Return each line that holds the word "title".

= = = =

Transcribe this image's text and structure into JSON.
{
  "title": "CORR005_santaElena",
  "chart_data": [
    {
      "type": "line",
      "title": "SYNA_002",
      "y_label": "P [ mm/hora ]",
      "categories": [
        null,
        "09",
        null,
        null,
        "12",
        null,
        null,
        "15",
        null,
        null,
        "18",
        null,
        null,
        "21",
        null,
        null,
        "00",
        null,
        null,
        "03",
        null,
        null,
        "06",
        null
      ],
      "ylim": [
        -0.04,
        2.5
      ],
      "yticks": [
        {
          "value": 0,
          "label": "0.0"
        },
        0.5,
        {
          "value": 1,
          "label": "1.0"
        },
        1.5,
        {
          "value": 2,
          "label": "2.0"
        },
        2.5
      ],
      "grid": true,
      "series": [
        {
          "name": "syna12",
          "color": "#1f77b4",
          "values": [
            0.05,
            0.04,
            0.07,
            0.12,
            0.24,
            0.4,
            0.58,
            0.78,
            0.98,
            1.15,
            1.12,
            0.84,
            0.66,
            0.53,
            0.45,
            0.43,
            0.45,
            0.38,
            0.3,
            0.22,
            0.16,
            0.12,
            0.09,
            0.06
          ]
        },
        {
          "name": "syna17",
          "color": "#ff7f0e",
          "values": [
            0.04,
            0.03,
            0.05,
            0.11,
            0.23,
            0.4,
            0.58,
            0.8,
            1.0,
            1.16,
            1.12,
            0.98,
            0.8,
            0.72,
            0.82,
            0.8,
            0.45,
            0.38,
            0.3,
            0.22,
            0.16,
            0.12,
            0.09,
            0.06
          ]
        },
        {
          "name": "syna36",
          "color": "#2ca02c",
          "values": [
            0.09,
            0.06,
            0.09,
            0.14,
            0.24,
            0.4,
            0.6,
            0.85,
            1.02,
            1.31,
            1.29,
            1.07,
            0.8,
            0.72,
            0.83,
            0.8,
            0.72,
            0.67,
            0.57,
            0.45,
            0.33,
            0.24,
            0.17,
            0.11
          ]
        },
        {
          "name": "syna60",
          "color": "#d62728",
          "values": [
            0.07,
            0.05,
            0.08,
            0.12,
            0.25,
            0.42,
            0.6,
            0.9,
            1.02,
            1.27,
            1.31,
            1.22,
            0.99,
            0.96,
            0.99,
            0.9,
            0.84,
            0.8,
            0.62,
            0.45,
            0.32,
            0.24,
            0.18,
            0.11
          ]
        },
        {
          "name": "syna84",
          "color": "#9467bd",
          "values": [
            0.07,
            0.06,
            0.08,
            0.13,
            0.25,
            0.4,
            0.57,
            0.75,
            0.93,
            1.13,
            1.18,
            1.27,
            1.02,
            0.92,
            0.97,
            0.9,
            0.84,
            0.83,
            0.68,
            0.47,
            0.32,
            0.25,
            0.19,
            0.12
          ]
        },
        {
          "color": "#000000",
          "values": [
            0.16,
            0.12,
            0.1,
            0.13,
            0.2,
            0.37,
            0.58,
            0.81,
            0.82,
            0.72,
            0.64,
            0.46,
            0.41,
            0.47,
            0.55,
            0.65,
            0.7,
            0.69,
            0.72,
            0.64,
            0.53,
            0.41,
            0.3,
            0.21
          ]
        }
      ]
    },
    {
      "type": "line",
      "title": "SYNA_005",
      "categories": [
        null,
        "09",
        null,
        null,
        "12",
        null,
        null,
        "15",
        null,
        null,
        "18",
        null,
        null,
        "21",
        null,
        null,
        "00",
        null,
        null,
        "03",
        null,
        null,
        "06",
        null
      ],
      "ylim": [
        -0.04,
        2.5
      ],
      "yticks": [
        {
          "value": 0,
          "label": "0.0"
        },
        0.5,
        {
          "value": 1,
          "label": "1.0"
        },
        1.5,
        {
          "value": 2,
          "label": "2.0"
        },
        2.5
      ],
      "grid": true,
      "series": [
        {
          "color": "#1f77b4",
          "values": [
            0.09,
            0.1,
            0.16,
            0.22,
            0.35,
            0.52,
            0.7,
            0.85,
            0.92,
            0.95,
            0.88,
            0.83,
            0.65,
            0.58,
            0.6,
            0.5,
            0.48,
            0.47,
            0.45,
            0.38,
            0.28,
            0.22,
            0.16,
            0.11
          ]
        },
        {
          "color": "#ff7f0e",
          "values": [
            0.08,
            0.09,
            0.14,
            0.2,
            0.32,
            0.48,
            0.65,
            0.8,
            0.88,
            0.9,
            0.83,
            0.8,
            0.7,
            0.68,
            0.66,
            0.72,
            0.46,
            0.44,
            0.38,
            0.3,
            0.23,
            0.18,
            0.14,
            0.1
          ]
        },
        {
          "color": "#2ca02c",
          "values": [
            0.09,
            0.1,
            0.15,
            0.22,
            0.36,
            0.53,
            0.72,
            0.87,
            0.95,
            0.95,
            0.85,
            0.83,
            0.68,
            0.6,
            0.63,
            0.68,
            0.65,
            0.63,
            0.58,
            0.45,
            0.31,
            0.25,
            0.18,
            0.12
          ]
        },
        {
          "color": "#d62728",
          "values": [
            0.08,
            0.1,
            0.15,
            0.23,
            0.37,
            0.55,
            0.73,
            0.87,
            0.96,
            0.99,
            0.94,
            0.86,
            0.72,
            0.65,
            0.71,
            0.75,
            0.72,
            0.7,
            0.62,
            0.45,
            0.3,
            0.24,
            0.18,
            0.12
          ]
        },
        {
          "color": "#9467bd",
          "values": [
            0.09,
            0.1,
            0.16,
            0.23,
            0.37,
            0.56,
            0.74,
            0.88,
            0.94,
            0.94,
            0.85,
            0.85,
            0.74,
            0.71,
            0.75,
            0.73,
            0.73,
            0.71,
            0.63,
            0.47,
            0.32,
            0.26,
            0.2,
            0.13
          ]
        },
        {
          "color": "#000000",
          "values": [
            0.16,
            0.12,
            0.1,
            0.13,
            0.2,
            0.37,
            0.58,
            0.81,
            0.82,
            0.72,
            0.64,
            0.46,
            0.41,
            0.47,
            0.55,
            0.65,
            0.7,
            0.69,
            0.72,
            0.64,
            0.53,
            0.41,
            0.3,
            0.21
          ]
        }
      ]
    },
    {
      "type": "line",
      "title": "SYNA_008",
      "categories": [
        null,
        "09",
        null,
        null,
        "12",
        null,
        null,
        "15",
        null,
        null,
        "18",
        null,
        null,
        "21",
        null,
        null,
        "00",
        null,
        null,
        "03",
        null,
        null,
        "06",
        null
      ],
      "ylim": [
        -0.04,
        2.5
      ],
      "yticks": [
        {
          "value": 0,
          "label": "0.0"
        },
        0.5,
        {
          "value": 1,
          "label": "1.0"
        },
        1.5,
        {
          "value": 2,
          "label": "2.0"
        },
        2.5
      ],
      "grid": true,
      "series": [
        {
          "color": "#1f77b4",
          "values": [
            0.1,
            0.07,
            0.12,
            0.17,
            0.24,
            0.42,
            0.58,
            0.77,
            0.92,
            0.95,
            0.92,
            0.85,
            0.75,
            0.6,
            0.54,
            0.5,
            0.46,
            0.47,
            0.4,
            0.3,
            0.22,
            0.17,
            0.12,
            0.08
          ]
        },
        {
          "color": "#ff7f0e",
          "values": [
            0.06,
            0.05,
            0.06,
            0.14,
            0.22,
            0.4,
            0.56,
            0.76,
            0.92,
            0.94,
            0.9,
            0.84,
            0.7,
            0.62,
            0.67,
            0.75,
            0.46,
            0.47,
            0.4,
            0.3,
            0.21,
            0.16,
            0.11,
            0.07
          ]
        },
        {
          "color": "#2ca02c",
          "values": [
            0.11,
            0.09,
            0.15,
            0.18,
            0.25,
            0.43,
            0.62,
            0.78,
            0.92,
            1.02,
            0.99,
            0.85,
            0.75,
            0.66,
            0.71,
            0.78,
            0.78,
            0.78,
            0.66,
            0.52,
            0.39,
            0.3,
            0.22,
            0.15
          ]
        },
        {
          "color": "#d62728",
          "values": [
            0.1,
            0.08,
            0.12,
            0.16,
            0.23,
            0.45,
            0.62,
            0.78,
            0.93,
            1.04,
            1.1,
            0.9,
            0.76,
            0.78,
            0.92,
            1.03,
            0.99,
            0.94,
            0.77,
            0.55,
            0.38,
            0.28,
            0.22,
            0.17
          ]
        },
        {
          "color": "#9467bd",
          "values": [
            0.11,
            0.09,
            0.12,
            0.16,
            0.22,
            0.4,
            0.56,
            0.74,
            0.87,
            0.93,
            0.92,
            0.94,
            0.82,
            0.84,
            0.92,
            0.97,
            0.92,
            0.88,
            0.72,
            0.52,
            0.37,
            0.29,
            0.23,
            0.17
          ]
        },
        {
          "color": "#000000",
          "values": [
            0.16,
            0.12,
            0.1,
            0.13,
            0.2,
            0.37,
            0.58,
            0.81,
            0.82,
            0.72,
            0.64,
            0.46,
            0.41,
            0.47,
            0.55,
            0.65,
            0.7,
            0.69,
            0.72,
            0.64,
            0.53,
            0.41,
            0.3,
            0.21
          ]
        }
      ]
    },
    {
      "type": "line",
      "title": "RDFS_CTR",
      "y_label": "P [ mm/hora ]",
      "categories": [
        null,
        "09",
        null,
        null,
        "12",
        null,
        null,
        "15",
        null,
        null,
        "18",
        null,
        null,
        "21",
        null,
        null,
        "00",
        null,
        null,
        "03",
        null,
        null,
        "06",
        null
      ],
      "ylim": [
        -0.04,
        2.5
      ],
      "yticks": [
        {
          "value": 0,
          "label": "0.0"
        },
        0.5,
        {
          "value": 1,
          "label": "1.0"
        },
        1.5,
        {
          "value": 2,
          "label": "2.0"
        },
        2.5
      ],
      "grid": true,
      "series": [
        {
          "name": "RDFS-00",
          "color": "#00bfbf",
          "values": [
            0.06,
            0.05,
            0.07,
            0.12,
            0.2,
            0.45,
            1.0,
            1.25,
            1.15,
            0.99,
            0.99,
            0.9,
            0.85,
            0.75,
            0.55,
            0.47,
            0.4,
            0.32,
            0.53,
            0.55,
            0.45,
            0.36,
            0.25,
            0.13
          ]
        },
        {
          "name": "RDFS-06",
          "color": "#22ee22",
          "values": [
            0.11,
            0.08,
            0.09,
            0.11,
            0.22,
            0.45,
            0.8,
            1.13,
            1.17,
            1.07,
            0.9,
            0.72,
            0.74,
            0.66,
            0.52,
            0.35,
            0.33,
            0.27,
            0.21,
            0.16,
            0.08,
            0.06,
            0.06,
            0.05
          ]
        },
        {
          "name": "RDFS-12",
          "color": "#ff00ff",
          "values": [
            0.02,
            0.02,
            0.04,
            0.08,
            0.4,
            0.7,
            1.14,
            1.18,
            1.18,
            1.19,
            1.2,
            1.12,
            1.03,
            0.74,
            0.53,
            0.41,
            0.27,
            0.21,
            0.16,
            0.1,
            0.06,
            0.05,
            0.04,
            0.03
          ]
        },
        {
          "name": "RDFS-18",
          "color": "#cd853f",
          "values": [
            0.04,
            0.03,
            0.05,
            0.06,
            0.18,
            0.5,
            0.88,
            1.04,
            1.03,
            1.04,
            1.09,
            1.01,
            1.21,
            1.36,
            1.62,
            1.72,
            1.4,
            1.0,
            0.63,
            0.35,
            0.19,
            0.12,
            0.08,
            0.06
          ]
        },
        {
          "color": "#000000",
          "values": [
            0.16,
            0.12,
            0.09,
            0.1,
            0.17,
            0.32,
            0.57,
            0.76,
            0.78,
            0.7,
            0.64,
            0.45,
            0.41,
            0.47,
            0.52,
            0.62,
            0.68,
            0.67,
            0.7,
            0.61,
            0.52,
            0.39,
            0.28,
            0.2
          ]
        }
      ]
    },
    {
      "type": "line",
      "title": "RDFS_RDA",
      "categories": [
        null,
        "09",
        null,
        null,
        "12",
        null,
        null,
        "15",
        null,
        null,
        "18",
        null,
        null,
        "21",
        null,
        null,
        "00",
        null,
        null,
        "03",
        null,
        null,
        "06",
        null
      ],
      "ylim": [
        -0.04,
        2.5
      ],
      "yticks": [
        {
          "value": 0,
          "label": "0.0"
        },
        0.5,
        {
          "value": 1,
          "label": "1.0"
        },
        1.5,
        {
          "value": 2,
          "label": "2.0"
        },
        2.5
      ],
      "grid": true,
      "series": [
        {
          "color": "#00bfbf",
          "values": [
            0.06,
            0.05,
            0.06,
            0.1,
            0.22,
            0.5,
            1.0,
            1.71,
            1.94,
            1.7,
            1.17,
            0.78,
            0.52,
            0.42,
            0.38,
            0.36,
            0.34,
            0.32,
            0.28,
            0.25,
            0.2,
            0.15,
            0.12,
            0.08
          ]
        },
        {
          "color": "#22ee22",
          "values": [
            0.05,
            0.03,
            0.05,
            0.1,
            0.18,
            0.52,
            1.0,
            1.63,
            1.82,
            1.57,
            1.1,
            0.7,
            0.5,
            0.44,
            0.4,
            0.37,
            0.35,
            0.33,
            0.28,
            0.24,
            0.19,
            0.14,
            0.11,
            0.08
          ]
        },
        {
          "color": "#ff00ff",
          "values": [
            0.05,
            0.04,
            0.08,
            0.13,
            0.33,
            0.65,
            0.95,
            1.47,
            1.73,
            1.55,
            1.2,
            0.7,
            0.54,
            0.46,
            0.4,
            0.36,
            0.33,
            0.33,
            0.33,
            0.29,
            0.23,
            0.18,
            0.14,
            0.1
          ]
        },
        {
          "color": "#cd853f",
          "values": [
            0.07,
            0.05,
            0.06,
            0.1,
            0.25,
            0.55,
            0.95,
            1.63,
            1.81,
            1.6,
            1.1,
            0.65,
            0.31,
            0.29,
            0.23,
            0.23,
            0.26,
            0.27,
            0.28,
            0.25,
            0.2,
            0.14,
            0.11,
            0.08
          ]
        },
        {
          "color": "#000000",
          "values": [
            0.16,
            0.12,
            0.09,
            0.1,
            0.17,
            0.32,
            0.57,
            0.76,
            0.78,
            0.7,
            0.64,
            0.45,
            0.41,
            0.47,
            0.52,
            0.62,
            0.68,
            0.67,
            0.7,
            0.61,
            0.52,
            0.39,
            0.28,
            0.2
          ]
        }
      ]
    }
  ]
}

= = = =

_Complete answer_
  "title": "CORR005_santaElena",
      "title": "SYNA_002",
      "title": "SYNA_005",
      "title": "SYNA_008",
      "title": "RDFS_CTR",
      "title": "RDFS_RDA",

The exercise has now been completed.